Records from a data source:
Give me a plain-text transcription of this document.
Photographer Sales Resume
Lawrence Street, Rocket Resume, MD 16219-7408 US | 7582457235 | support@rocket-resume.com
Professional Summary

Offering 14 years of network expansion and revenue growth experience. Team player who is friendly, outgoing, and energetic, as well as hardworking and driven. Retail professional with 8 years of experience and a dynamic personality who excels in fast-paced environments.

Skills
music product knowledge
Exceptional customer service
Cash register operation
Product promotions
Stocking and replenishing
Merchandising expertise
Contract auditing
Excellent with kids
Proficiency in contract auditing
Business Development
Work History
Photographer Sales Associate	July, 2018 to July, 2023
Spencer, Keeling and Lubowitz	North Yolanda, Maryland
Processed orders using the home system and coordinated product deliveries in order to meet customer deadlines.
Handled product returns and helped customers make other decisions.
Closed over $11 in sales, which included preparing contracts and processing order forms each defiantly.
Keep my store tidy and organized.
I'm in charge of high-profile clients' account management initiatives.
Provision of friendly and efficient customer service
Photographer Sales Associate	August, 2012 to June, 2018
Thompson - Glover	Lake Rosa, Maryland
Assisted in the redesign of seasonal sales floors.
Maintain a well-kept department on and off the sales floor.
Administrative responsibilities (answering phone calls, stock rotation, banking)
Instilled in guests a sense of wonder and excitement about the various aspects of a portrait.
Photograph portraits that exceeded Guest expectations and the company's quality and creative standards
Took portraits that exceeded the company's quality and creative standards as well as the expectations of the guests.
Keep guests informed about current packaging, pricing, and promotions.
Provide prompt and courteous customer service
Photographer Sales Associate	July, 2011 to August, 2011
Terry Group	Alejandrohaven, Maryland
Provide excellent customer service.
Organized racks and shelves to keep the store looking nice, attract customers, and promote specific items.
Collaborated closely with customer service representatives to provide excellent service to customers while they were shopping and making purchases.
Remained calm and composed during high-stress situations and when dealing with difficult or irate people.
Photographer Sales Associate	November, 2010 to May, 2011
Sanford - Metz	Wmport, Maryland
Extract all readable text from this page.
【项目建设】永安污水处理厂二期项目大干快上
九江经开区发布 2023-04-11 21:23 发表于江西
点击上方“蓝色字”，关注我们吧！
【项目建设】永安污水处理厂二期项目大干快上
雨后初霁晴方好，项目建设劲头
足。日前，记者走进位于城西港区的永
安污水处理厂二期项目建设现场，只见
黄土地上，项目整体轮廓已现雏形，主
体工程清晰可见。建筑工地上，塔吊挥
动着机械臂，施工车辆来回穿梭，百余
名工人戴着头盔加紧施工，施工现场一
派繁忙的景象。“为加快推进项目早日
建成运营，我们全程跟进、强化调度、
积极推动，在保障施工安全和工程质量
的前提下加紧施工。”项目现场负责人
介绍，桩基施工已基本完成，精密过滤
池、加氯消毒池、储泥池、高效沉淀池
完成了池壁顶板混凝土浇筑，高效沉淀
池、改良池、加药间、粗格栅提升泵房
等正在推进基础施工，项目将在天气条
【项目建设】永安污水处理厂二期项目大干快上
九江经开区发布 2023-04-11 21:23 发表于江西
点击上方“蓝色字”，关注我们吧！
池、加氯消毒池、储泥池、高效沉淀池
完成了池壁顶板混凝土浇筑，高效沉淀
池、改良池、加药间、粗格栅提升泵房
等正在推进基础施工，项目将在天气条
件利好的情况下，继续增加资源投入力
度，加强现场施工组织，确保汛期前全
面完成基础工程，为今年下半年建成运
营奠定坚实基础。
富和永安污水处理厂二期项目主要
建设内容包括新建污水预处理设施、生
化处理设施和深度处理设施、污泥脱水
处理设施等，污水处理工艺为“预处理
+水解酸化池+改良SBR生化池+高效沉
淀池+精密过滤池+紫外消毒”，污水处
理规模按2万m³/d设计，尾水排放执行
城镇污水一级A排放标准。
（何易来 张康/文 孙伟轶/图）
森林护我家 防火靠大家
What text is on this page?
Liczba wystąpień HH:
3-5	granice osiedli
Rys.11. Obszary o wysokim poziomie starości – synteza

INSTRUCTIONS TO FOLLOW:
Copy every line of the records word for word.

FULL OUTPUT:
Give me a plain-text transcription of this document.
Photographer Sales Resume
Lawrence Street, Rocket Resume, MD 16219-7408 US | 7582457235 | support@rocket-resume.com
Professional Summary

Offering 14 years of network expansion and revenue growth experience. Team player who is friendly, outgoing, and energetic, as well as hardworking and driven. Retail professional with 8 years of experience and a dynamic personality who excels in fast-paced environments.

Skills
music product knowledge
Exceptional customer service
Cash register operation
Product promotions
Stocking and replenishing
Merchandising expertise
Contract auditing
Excellent with kids
Proficiency in contract auditing
Business Development
Work History
Photographer Sales Associate	July, 2018 to July, 2023
Spencer, Keeling and Lubowitz	North Yolanda, Maryland
Processed orders using the home system and coordinated product deliveries in order to meet customer deadlines.
Handled product returns and helped customers make other decisions.
Closed over $11 in sales, which included preparing contracts and processing order forms each defiantly.
Keep my store tidy and organized.
I'm in charge of high-profile clients' account management initiatives.
Provision of friendly and efficient customer service
Photographer Sales Associate	August, 2012 to June, 2018
Thompson - Glover	Lake Rosa, Maryland
Assisted in the redesign of seasonal sales floors.
Maintain a well-kept department on and off the sales floor.
Administrative responsibilities (answering phone calls, stock rotation, banking)
Instilled in guests a sense of wonder and excitement about the various aspects of a portrait.
Photograph portraits that exceeded Guest expectations and the company's quality and creative standards
Took portraits that exceeded the company's quality and creative standards as well as the expectations of the guests.
Keep guests informed about current packaging, pricing, and promotions.
Provide prompt and courteous customer service
Photographer Sales Associate	July, 2011 to August, 2011
Terry Group	Alejandrohaven, Maryland
Provide excellent customer service.
Organized racks and shelves to keep the store looking nice, attract customers, and promote specific items.
Collaborated closely with customer service representatives to provide excellent service to customers while they were shopping and making purchases.
Remained calm and composed during high-stress situations and when dealing with difficult or irate people.
Photographer Sales Associate	November, 2010 to May, 2011
Sanford - Metz	Wmport, Maryland
Extract all readable text from this page.
【项目建设】永安污水处理厂二期项目大干快上
九江经开区发布 2023-04-11 21:23 发表于江西
点击上方“蓝色字”，关注我们吧！
【项目建设】永安污水处理厂二期项目大干快上
雨后初霁晴方好，项目建设劲头
足。日前，记者走进位于城西港区的永
安污水处理厂二期项目建设现场，只见
黄土地上，项目整体轮廓已现雏形，主
体工程清晰可见。建筑工地上，塔吊挥
动着机械臂，施工车辆来回穿梭，百余
名工人戴着头盔加紧施工，施工现场一
派繁忙的景象。“为加快推进项目早日
建成运营，我们全程跟进、强化调度、
积极推动，在保障施工安全和工程质量
的前提下加紧施工。”项目现场负责人
介绍，桩基施工已基本完成，精密过滤
池、加氯消毒池、储泥池、高效沉淀池
完成了池壁顶板混凝土浇筑，高效沉淀
池、改良池、加药间、粗格栅提升泵房
等正在推进基础施工，项目将在天气条
【项目建设】永安污水处理厂二期项目大干快上
九江经开区发布 2023-04-11 21:23 发表于江西
点击上方“蓝色字”，关注我们吧！
池、加氯消毒池、储泥池、高效沉淀池
完成了池壁顶板混凝土浇筑，高效沉淀
池、改良池、加药间、粗格栅提升泵房
等正在推进基础施工，项目将在天气条
件利好的情况下，继续增加资源投入力
度，加强现场施工组织，确保汛期前全
面完成基础工程，为今年下半年建成运
营奠定坚实基础。
富和永安污水处理厂二期项目主要
建设内容包括新建污水预处理设施、生
化处理设施和深度处理设施、污泥脱水
处理设施等，污水处理工艺为“预处理
+水解酸化池+改良SBR生化池+高效沉
淀池+精密过滤池+紫外消毒”，污水处
理规模按2万m³/d设计，尾水排放执行
城镇污水一级A排放标准。
（何易来 张康/文 孙伟轶/图）
森林护我家 防火靠大家
What text is on this page?
Liczba wystąpień HH:
3-5	granice osiedli
Rys.11. Obszary o wysokim poziomie starości – synteza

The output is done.